* [EXERCISE PROMPT]:
In the records below, find each line containing the word "Type" and copy it.
━━━━━━
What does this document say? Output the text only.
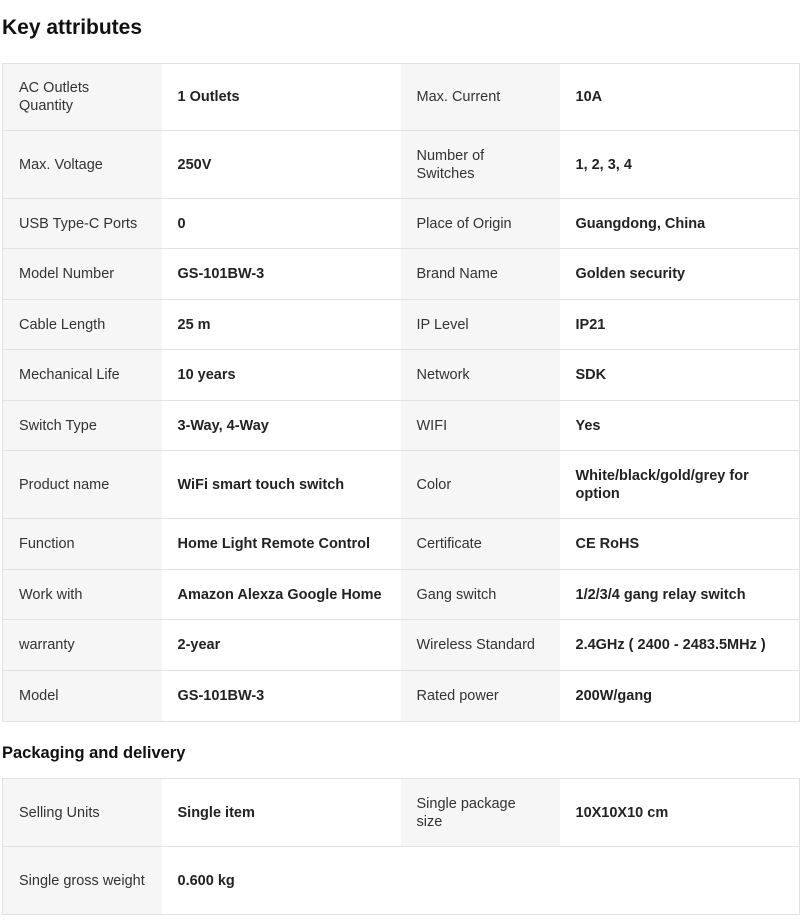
Key attributes
AC Outlets Quantity	1 Outlets	Max. Current	10A
Max. Voltage	250V	Number of Switches	1, 2, 3, 4
USB Type-C Ports	0	Place of Origin	Guangdong, China
Model Number	GS-101BW-3	Brand Name	Golden security
Cable Length	25 m	IP Level	IP21
Mechanical Life	10 years	Network	SDK
Switch Type	3-Way, 4-Way	WIFI	Yes
Product name	WiFi smart touch switch	Color	White/black/gold/grey for option
Function	Home Light Remote Control	Certificate	CE RoHS
Work with	Amazon Alexza Google Home	Gang switch	1/2/3/4 gang relay switch
warranty	2-year	Wireless Standard	2.4GHz ( 2400 - 2483.5MHz )
Model	GS-101BW-3	Rated power	200W/gang
Packaging and delivery
Selling Units	Single item	Single package size	10X10X10 cm
Single gross weight	0.600 kg		
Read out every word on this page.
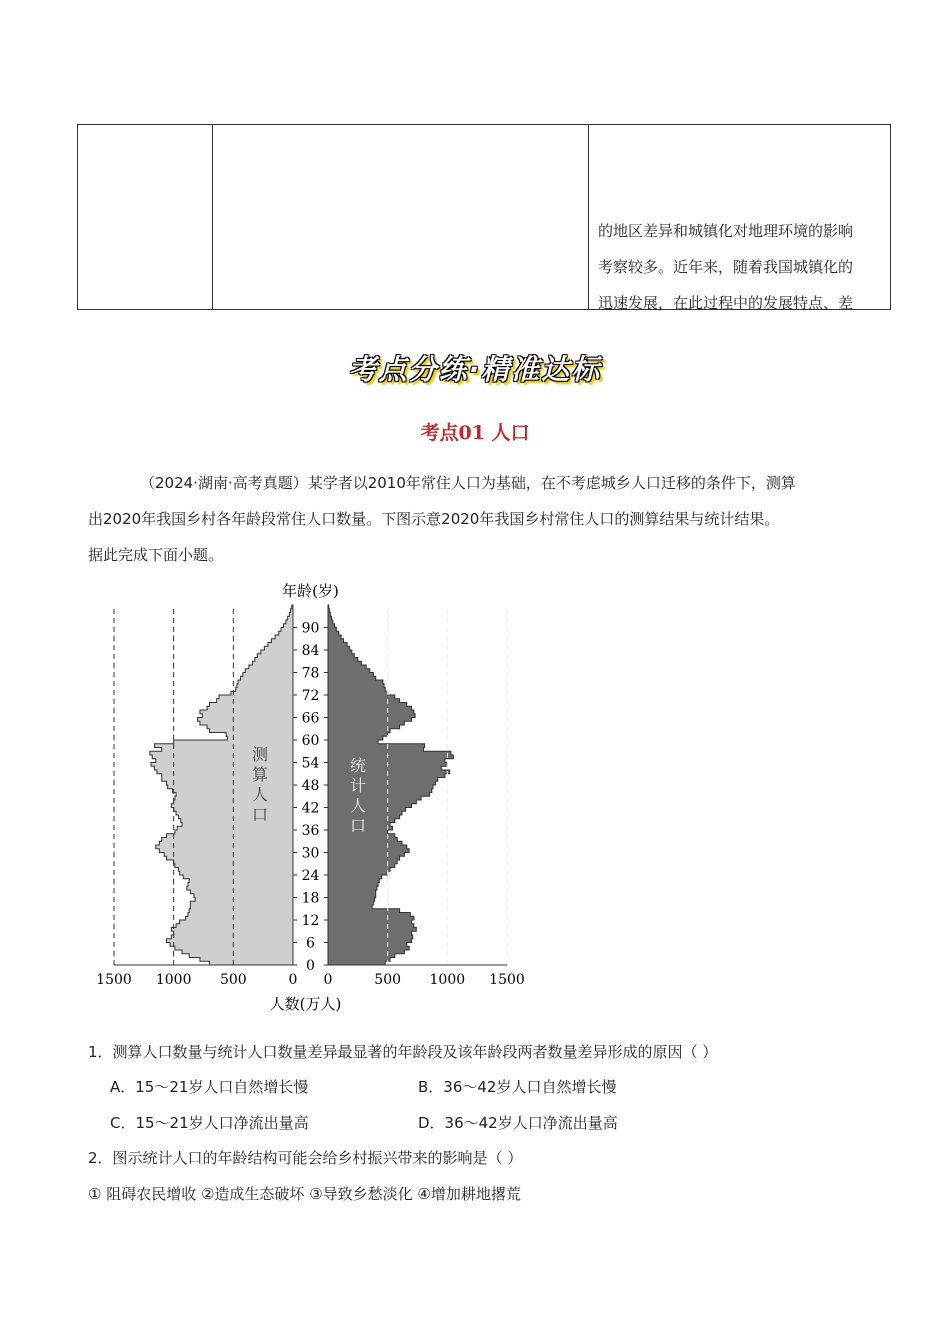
的地区差异和城镇化对地理环境的影响
考察较多。近年来，随着我国城镇化的
迅速发展，在此过程中的发展特点、差
考点分练·精准达标
考点01 人口

（2024·湖南·高考真题）某学者以2010年常住人口为基础，在不考虑城乡人口迁移的条件下，测算

出2020年我国乡村各年龄段常住人口数量。下图示意2020年我国乡村常住人口的测算结果与统计结果。

据此完成下面小题。

0
6
12
18
24
30
36
42
48
54
60
66
72
78
84
90
1500 1000 500	0 0	500 1000 1500
年龄(岁)
人数(万人)
测
算
人
口
统
计
人
口
1．测算人口数量与统计人口数量差异最显著的年龄段及该年龄段两者数量差异形成的原因（ ）
A．15～21岁人口自然增长慢	B．36～42岁人口自然增长慢
C．15～21岁人口净流出量高	D．36～42岁人口净流出量高
2．图示统计人口的年龄结构可能会给乡村振兴带来的影响是（ ）
① 阻碍农民增收 ②造成生态破坏 ③导致乡愁淡化 ④增加耕地撂荒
━━━━━━
* [REPLY TO THE EXERCISE]:
USB Type-C Ports	0	Place of Origin	Guangdong, China
Switch Type	3-Way, 4-Way	WIFI	Yes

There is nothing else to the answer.